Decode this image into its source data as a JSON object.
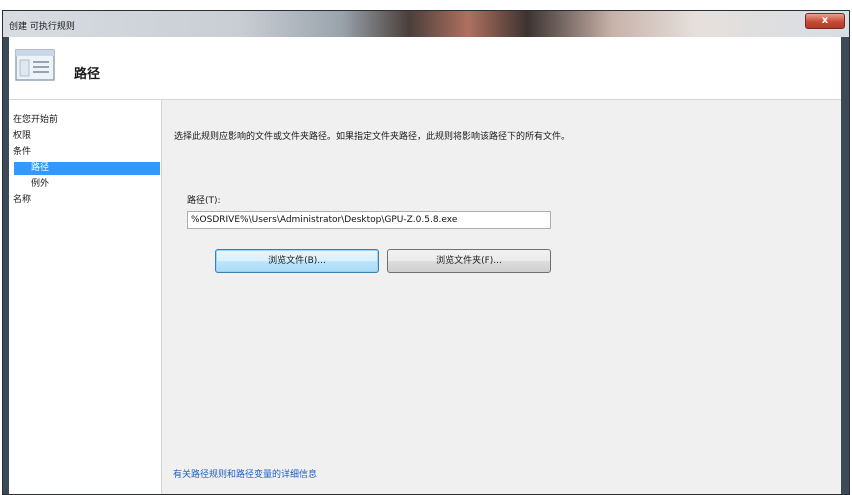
{
  "window": {
    "title": "创建 可执行规则",
    "close_label": "x"
  },
  "header": {
    "title": "路径",
    "icon": "rules-list-icon"
  },
  "nav": {
    "items": [
      {
        "label": "在您开始前"
      },
      {
        "label": "权限"
      },
      {
        "label": "条件"
      },
      {
        "label": "路径"
      },
      {
        "label": "例外"
      },
      {
        "label": "名称"
      }
    ],
    "selected": "路径"
  },
  "main": {
    "description": "选择此规则应影响的文件或文件夹路径。如果指定文件夹路径，此规则将影响该路径下的所有文件。",
    "path_label": "路径(T):",
    "path_value": "%OSDRIVE%\\Users\\Administrator\\Desktop\\GPU-Z.0.5.8.exe",
    "browse_files_label": "浏览文件(B)...",
    "browse_folders_label": "浏览文件夹(F)...",
    "help_link": "有关路径规则和路径变量的详细信息"
  },
  "colors": {
    "selection": "#3399ff",
    "link": "#1f5fbf",
    "panel": "#f0f0f0"
  }
}
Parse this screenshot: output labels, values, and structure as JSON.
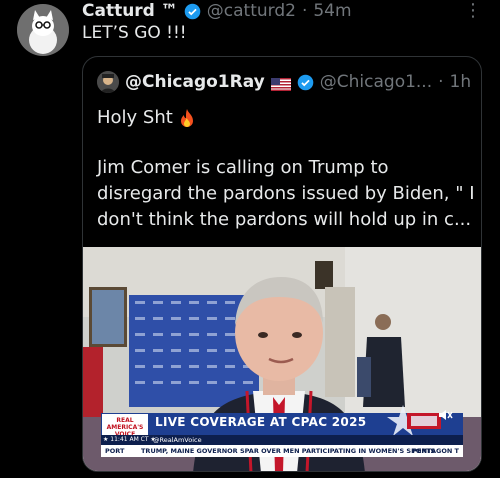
{
  "tweet": {
    "name": "Catturd ™",
    "handle": "@catturd2",
    "separator": "·",
    "time": "54m",
    "more": "⋮",
    "text": "LET’S GO !!!"
  },
  "quote": {
    "name": "@Chicago1Ray",
    "handle": "@Chicago1...",
    "separator": "·",
    "time": "1h",
    "line1": "Holy Sht",
    "body": "Jim Comer is calling on Trump to disregard the pardons issued by Biden, \" I don't think the pardons will hold up in c..."
  },
  "video": {
    "logo_line1": "REAL",
    "logo_line2": "AMERICA'S",
    "logo_line3": "VOICE",
    "live_text": "LIVE COVERAGE AT CPAC 2025",
    "clock": "★ 11:41 AM CT ★",
    "channel_handle": "@RealAmVoice",
    "ticker_left": "PORT",
    "ticker_main": "TRUMP, MAINE GOVERNOR SPAR OVER MEN PARTICIPATING IN WOMEN'S SPORTS",
    "ticker_right": "PENTAGON T"
  },
  "colors": {
    "background": "#000000",
    "text": "#e7e9ea",
    "muted": "#71767b",
    "verified": "#1d9bf0",
    "border": "#2f3336",
    "rav_blue": "#1e3f91"
  }
}
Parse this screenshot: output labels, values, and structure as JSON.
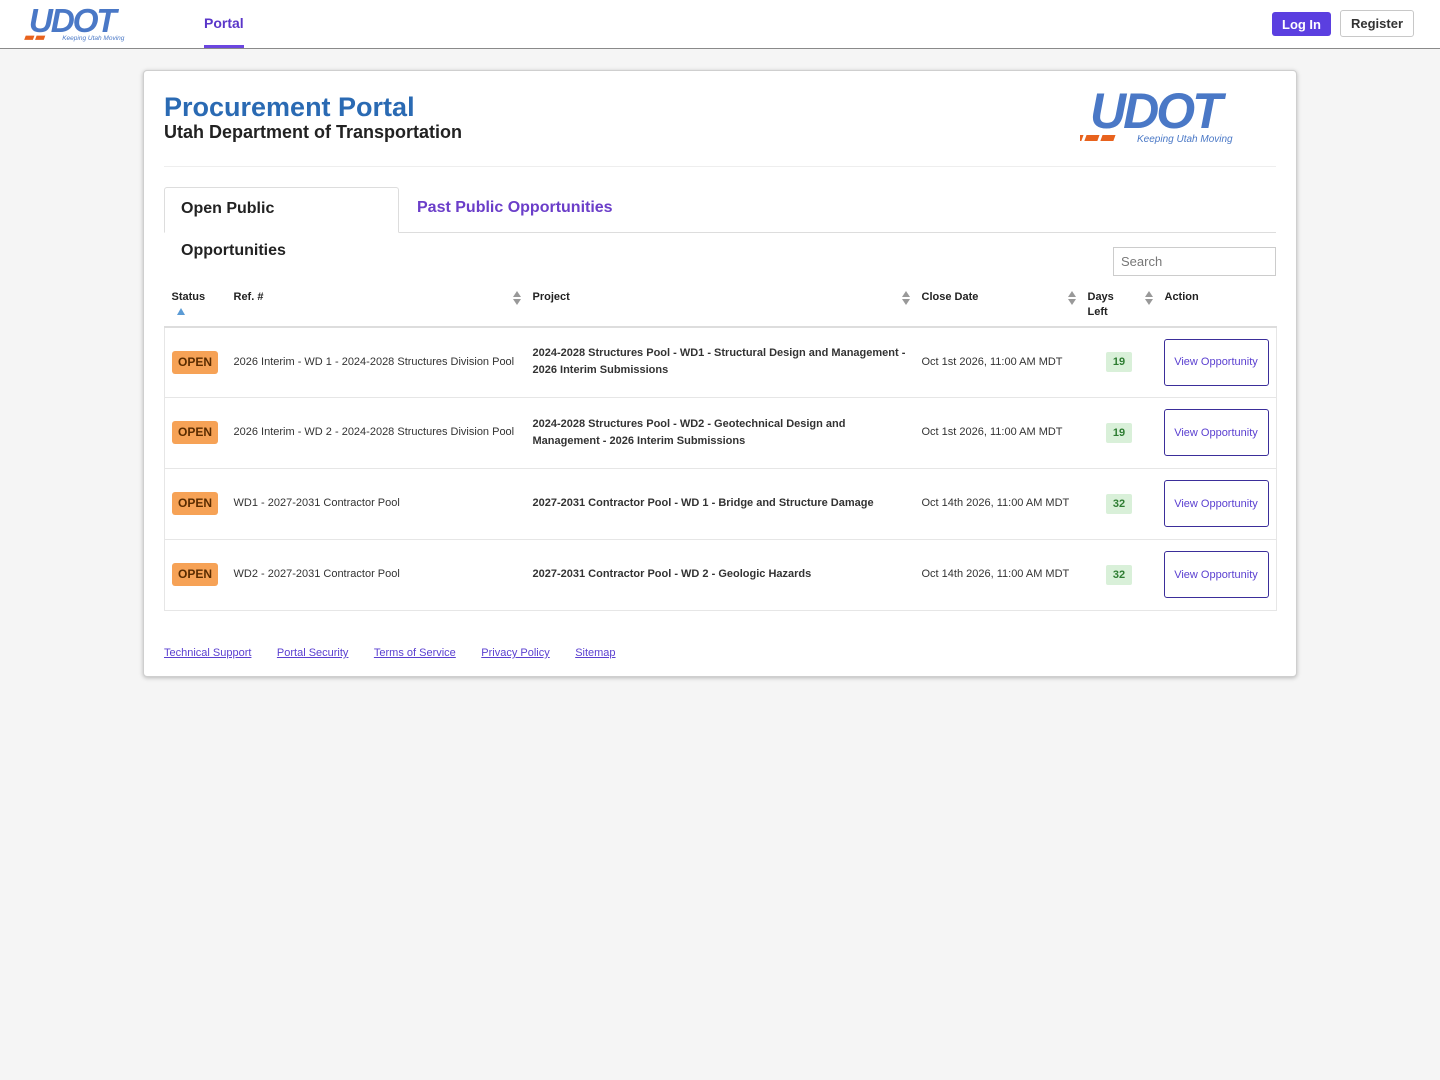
{
  "brand": {
    "logo_text": "UDOT",
    "tagline": "Keeping Utah Moving",
    "colors": {
      "blue": "#4a78c6",
      "orange": "#e8621d",
      "accent": "#5b3fe0"
    }
  },
  "topnav": {
    "portal_label": "Portal",
    "login_label": "Log In",
    "register_label": "Register"
  },
  "header": {
    "title": "Procurement Portal",
    "subtitle": "Utah Department of Transportation"
  },
  "tabs": [
    {
      "label": "Open Public Opportunities",
      "active": true
    },
    {
      "label": "Past Public Opportunities",
      "active": false
    }
  ],
  "search": {
    "placeholder": "Search"
  },
  "table": {
    "columns": {
      "status": "Status",
      "ref": "Ref. #",
      "project": "Project",
      "close_date": "Close Date",
      "days_left": "Days Left",
      "action": "Action"
    },
    "rows": [
      {
        "status": "OPEN",
        "ref": "2026 Interim - WD 1 - 2024-2028 Structures Division Pool",
        "project": "2024-2028 Structures Pool - WD1 - Structural Design and Management - 2026 Interim Submissions",
        "close_date": "Oct 1st 2026, 11:00 AM MDT",
        "days_left": "19",
        "action": "View Opportunity"
      },
      {
        "status": "OPEN",
        "ref": "2026 Interim - WD 2 - 2024-2028 Structures Division Pool",
        "project": "2024-2028 Structures Pool - WD2 - Geotechnical Design and Management - 2026 Interim Submissions",
        "close_date": "Oct 1st 2026, 11:00 AM MDT",
        "days_left": "19",
        "action": "View Opportunity"
      },
      {
        "status": "OPEN",
        "ref": "WD1 - 2027-2031 Contractor Pool",
        "project": "2027-2031 Contractor Pool - WD 1 - Bridge and Structure Damage",
        "close_date": "Oct 14th 2026, 11:00 AM MDT",
        "days_left": "32",
        "action": "View Opportunity"
      },
      {
        "status": "OPEN",
        "ref": "WD2 - 2027-2031 Contractor Pool",
        "project": "2027-2031 Contractor Pool - WD 2 - Geologic Hazards",
        "close_date": "Oct 14th 2026, 11:00 AM MDT",
        "days_left": "32",
        "action": "View Opportunity"
      }
    ]
  },
  "footer": {
    "links": [
      "Technical Support",
      "Portal Security",
      "Terms of Service",
      "Privacy Policy",
      "Sitemap"
    ]
  }
}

What the task asks:
Every record gets retyped exactly; no picture goes into the copy.

Result of this exercise:
Decode this image into its source data as a JSON object.
{
  "window": {
    "title": "创建 可执行规则",
    "close_label": "x"
  },
  "header": {
    "title": "路径",
    "icon": "rules-list-icon"
  },
  "nav": {
    "items": [
      {
        "label": "在您开始前"
      },
      {
        "label": "权限"
      },
      {
        "label": "条件"
      },
      {
        "label": "路径"
      },
      {
        "label": "例外"
      },
      {
        "label": "名称"
      }
    ],
    "selected": "路径"
  },
  "main": {
    "description": "选择此规则应影响的文件或文件夹路径。如果指定文件夹路径，此规则将影响该路径下的所有文件。",
    "path_label": "路径(T):",
    "path_value": "%OSDRIVE%\\Users\\Administrator\\Desktop\\GPU-Z.0.5.8.exe",
    "browse_files_label": "浏览文件(B)...",
    "browse_folders_label": "浏览文件夹(F)...",
    "help_link": "有关路径规则和路径变量的详细信息"
  },
  "colors": {
    "selection": "#3399ff",
    "link": "#1f5fbf",
    "panel": "#f0f0f0"
  }
}
Parse this screenshot: output labels, values, and structure as JSON.
{
  "tweet": {
    "name": "Catturd ™",
    "handle": "@catturd2",
    "separator": "·",
    "time": "54m",
    "more": "⋮",
    "text": "LET’S GO !!!"
  },
  "quote": {
    "name": "@Chicago1Ray",
    "handle": "@Chicago1...",
    "separator": "·",
    "time": "1h",
    "line1": "Holy Sht",
    "body": "Jim Comer is calling on Trump to disregard the pardons issued by Biden, \" I don't think the pardons will hold up in c..."
  },
  "video": {
    "logo_line1": "REAL",
    "logo_line2": "AMERICA'S",
    "logo_line3": "VOICE",
    "live_text": "LIVE COVERAGE AT CPAC 2025",
    "clock": "★ 11:41 AM CT ★",
    "channel_handle": "@RealAmVoice",
    "ticker_left": "PORT",
    "ticker_main": "TRUMP, MAINE GOVERNOR SPAR OVER MEN PARTICIPATING IN WOMEN'S SPORTS",
    "ticker_right": "PENTAGON T"
  },
  "colors": {
    "background": "#000000",
    "text": "#e7e9ea",
    "muted": "#71767b",
    "verified": "#1d9bf0",
    "border": "#2f3336",
    "rav_blue": "#1e3f91"
  }
}
Parse this screenshot: output labels, values, and structure as JSON.
{
  "brand": {
    "logo_text": "UDOT",
    "tagline": "Keeping Utah Moving",
    "colors": {
      "blue": "#4a78c6",
      "orange": "#e8621d",
      "accent": "#5b3fe0"
    }
  },
  "topnav": {
    "portal_label": "Portal",
    "login_label": "Log In",
    "register_label": "Register"
  },
  "header": {
    "title": "Procurement Portal",
    "subtitle": "Utah Department of Transportation"
  },
  "tabs": [
    {
      "label": "Open Public Opportunities",
      "active": true
    },
    {
      "label": "Past Public Opportunities",
      "active": false
    }
  ],
  "search": {
    "placeholder": "Search"
  },
  "table": {
    "columns": {
      "status": "Status",
      "ref": "Ref. #",
      "project": "Project",
      "close_date": "Close Date",
      "days_left": "Days Left",
      "action": "Action"
    },
    "rows": [
      {
        "status": "OPEN",
        "ref": "2026 Interim - WD 1 - 2024-2028 Structures Division Pool",
        "project": "2024-2028 Structures Pool - WD1 - Structural Design and Management - 2026 Interim Submissions",
        "close_date": "Oct 1st 2026, 11:00 AM MDT",
        "days_left": "19",
        "action": "View Opportunity"
      },
      {
        "status": "OPEN",
        "ref": "2026 Interim - WD 2 - 2024-2028 Structures Division Pool",
        "project": "2024-2028 Structures Pool - WD2 - Geotechnical Design and Management - 2026 Interim Submissions",
        "close_date": "Oct 1st 2026, 11:00 AM MDT",
        "days_left": "19",
        "action": "View Opportunity"
      },
      {
        "status": "OPEN",
        "ref": "WD1 - 2027-2031 Contractor Pool",
        "project": "2027-2031 Contractor Pool - WD 1 - Bridge and Structure Damage",
        "close_date": "Oct 14th 2026, 11:00 AM MDT",
        "days_left": "32",
        "action": "View Opportunity"
      },
      {
        "status": "OPEN",
        "ref": "WD2 - 2027-2031 Contractor Pool",
        "project": "2027-2031 Contractor Pool - WD 2 - Geologic Hazards",
        "close_date": "Oct 14th 2026, 11:00 AM MDT",
        "days_left": "32",
        "action": "View Opportunity"
      }
    ]
  },
  "footer": {
    "links": [
      "Technical Support",
      "Portal Security",
      "Terms of Service",
      "Privacy Policy",
      "Sitemap"
    ]
  }
}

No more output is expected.